RECORDS SHOWN:
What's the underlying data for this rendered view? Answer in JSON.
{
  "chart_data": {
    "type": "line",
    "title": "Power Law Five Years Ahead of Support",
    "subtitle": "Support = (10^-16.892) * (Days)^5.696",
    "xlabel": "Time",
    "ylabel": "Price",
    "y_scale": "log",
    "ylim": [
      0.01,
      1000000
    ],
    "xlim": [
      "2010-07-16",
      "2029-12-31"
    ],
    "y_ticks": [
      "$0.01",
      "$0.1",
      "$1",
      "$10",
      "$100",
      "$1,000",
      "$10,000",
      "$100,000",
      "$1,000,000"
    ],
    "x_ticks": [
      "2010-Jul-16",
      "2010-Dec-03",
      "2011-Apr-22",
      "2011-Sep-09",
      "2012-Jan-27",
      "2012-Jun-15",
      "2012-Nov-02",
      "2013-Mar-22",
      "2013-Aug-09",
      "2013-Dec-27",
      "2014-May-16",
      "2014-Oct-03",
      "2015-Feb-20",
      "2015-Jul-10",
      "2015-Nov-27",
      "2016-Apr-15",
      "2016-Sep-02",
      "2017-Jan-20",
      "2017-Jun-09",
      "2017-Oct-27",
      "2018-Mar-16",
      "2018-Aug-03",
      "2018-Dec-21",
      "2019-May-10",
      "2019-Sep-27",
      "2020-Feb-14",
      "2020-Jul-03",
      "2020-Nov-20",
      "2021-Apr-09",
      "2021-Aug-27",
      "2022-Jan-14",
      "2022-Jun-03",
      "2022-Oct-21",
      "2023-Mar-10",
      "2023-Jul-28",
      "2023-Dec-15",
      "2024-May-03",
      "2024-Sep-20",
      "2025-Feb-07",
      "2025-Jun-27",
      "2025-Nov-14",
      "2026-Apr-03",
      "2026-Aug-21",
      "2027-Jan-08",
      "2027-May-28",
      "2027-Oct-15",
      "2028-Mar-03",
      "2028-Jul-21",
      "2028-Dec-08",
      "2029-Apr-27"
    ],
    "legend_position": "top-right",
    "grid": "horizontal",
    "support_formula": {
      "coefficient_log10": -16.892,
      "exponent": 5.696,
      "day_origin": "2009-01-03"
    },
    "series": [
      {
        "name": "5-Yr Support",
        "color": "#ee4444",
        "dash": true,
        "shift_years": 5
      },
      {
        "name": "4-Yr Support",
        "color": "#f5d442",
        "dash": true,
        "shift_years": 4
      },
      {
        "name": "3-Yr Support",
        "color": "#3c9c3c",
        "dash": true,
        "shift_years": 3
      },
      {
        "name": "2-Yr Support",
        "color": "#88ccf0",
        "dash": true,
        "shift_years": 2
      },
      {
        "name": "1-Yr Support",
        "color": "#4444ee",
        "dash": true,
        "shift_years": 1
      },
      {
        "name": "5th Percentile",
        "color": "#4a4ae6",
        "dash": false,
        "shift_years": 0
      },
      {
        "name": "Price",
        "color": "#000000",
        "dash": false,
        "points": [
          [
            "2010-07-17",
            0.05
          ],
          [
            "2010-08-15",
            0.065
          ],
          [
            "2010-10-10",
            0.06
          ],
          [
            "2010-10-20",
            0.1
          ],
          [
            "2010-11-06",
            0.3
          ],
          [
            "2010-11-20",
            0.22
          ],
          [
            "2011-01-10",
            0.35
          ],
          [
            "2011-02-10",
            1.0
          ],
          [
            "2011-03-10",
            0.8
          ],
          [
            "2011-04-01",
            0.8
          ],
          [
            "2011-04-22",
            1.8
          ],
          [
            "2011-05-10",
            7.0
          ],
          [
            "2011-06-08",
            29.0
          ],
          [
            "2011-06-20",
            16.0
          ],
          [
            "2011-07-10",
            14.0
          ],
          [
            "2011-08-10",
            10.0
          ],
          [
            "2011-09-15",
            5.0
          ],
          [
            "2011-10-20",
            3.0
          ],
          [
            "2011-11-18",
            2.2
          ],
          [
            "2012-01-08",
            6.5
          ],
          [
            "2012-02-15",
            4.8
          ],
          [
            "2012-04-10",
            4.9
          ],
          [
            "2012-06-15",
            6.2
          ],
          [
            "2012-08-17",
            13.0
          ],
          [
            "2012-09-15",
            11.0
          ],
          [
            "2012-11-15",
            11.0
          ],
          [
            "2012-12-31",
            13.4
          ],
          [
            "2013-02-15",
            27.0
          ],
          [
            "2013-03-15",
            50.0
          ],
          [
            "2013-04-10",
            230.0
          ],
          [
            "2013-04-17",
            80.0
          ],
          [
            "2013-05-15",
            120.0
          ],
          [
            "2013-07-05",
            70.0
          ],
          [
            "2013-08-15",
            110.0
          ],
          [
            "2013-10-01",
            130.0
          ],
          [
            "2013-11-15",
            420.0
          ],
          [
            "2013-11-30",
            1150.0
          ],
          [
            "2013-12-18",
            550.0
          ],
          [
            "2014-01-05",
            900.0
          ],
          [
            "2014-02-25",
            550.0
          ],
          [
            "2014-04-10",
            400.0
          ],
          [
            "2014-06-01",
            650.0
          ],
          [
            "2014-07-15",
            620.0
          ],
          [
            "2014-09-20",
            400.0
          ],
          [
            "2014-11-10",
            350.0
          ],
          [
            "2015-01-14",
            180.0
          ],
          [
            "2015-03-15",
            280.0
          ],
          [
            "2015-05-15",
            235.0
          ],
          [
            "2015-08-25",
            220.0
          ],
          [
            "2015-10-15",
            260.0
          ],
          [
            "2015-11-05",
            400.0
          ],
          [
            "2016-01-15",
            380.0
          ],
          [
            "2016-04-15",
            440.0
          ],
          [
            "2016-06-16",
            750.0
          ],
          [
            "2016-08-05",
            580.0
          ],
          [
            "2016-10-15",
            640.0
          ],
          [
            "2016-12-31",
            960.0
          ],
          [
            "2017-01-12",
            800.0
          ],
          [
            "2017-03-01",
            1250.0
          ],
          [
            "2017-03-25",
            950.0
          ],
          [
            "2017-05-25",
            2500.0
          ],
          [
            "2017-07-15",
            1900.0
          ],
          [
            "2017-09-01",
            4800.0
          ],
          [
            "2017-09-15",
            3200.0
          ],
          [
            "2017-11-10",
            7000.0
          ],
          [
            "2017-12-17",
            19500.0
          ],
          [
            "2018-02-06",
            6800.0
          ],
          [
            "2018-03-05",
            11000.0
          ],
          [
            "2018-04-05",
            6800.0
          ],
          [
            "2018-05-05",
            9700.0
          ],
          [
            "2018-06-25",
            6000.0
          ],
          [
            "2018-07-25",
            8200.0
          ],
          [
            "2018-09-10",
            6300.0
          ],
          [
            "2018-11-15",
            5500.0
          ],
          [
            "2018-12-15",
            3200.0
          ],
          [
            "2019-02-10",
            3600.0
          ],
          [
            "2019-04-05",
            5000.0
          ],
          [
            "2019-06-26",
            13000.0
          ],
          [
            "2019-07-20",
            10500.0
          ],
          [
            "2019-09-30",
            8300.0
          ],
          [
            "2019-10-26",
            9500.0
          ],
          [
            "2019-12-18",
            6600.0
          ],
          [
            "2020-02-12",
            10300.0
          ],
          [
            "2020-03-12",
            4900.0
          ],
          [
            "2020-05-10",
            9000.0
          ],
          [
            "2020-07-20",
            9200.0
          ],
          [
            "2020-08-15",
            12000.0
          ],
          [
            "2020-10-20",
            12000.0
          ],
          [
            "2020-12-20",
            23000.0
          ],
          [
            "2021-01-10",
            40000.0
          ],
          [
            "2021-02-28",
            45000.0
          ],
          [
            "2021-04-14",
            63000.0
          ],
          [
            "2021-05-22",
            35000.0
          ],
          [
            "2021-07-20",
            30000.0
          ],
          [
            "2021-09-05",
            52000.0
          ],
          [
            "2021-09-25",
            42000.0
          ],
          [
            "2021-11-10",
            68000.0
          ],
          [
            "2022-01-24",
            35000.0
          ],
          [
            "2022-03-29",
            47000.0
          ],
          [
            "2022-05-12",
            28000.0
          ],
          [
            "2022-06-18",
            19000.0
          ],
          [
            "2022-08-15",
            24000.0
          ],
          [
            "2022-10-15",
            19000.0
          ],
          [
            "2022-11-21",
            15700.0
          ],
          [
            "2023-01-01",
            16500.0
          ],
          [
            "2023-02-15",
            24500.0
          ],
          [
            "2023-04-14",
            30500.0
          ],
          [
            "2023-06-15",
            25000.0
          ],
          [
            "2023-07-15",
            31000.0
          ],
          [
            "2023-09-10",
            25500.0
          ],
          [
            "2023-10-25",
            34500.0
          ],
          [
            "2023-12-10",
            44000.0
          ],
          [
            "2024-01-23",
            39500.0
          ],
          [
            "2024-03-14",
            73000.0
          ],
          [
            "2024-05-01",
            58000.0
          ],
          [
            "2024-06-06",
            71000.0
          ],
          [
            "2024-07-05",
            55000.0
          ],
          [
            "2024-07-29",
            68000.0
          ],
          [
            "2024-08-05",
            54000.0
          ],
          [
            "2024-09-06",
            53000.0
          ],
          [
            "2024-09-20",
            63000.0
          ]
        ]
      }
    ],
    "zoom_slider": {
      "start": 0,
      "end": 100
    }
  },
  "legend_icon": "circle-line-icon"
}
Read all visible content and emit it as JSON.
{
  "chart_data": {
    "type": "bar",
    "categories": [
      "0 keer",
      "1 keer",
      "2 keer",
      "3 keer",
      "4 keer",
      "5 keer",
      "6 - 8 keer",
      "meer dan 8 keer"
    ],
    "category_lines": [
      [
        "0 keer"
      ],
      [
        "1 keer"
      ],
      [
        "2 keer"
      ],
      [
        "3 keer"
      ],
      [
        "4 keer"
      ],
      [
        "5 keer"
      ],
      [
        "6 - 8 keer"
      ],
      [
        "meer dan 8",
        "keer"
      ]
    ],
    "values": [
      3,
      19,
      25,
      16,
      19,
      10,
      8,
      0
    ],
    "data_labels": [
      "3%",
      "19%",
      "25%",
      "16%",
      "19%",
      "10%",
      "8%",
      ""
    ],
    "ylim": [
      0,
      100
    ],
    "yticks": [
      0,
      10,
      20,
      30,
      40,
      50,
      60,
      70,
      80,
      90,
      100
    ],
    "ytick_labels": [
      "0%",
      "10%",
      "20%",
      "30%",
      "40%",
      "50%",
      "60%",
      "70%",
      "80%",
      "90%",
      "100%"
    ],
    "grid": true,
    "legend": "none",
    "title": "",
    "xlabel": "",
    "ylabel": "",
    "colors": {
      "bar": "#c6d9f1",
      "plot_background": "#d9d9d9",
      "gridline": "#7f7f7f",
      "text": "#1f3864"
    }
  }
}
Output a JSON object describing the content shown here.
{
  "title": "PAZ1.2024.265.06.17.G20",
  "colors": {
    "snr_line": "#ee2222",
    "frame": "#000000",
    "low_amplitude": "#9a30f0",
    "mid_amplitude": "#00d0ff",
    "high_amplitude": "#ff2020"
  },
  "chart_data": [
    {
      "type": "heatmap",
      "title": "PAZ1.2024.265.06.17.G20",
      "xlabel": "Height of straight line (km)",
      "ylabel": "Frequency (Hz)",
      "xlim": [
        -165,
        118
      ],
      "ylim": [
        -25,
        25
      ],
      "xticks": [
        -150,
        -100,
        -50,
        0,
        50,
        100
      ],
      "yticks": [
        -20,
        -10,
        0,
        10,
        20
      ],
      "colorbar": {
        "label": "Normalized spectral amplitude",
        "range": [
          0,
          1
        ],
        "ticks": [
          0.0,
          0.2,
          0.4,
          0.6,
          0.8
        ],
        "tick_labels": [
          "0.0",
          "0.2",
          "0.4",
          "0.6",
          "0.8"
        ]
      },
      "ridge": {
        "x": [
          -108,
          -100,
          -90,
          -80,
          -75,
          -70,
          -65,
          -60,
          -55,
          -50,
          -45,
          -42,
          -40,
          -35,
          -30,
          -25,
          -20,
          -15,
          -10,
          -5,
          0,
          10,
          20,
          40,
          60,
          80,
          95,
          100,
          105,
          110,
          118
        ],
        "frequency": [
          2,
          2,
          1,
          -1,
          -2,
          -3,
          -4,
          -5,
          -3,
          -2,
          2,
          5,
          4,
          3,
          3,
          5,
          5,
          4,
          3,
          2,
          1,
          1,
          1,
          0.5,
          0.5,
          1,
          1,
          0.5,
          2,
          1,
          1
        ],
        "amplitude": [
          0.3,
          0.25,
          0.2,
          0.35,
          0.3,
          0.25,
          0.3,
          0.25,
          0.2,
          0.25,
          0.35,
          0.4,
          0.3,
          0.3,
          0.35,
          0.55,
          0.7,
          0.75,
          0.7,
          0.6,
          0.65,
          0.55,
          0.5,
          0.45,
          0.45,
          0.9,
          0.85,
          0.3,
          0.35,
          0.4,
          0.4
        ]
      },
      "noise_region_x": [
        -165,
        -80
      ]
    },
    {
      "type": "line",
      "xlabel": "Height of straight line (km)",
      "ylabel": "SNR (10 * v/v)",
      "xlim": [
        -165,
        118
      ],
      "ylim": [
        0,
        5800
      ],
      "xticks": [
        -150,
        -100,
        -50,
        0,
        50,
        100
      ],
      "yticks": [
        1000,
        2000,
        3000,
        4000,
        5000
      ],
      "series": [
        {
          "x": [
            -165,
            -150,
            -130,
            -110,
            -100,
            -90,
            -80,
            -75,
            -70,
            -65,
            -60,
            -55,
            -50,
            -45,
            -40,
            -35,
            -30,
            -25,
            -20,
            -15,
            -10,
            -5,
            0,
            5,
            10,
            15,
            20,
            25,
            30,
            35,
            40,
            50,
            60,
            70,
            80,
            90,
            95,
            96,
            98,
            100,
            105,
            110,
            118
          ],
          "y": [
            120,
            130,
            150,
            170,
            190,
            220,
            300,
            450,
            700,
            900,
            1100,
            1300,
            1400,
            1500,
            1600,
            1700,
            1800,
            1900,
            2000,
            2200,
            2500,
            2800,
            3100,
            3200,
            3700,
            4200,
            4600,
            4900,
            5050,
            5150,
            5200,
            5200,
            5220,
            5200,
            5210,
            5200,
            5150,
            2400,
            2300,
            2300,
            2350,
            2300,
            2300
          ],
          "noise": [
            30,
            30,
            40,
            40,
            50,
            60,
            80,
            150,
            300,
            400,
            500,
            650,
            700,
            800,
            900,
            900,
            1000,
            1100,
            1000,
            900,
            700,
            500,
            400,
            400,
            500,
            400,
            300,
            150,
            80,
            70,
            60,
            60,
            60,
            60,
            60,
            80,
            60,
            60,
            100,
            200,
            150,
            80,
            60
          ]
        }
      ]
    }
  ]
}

REQUEST:
For each line in the data above that contains the string "ylabel", extract the line.

RESPONSE TO THE TASK:
    "ylabel": "Price",
    "ylabel": "",
      "ylabel": "Frequency (Hz)",
      "ylabel": "SNR (10 * v/v)",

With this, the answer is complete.